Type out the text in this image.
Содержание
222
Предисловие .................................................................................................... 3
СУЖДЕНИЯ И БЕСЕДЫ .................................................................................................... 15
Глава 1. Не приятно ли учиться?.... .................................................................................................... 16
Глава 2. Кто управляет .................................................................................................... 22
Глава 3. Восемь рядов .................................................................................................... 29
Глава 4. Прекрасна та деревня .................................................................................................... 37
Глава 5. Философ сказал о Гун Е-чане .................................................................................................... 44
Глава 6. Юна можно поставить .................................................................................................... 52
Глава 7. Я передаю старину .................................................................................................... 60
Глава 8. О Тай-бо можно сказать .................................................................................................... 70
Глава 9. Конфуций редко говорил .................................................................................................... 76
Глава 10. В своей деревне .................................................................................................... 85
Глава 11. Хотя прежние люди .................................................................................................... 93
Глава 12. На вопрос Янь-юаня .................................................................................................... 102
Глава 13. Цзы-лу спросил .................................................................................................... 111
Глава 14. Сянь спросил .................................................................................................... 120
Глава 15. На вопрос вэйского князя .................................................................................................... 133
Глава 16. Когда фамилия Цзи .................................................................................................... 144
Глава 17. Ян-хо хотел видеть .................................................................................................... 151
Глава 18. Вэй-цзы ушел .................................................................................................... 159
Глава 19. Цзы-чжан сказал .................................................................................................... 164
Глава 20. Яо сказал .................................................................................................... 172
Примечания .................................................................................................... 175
═══
> **Aim**: Extract the complete listing verbatim.

> **Written solution**:
Type out the text in this image.
Содержание
222
Предисловие .................................................................................................... 3
СУЖДЕНИЯ И БЕСЕДЫ .................................................................................................... 15
Глава 1. Не приятно ли учиться?.... .................................................................................................... 16
Глава 2. Кто управляет .................................................................................................... 22
Глава 3. Восемь рядов .................................................................................................... 29
Глава 4. Прекрасна та деревня .................................................................................................... 37
Глава 5. Философ сказал о Гун Е-чане .................................................................................................... 44
Глава 6. Юна можно поставить .................................................................................................... 52
Глава 7. Я передаю старину .................................................................................................... 60
Глава 8. О Тай-бо можно сказать .................................................................................................... 70
Глава 9. Конфуций редко говорил .................................................................................................... 76
Глава 10. В своей деревне .................................................................................................... 85
Глава 11. Хотя прежние люди .................................................................................................... 93
Глава 12. На вопрос Янь-юаня .................................................................................................... 102
Глава 13. Цзы-лу спросил .................................................................................................... 111
Глава 14. Сянь спросил .................................................................................................... 120
Глава 15. На вопрос вэйского князя .................................................................................................... 133
Глава 16. Когда фамилия Цзи .................................................................................................... 144
Глава 17. Ян-хо хотел видеть .................................................................................................... 151
Глава 18. Вэй-цзы ушел .................................................................................................... 159
Глава 19. Цзы-чжан сказал .................................................................................................... 164
Глава 20. Яо сказал .................................................................................................... 172
Примечания .................................................................................................... 175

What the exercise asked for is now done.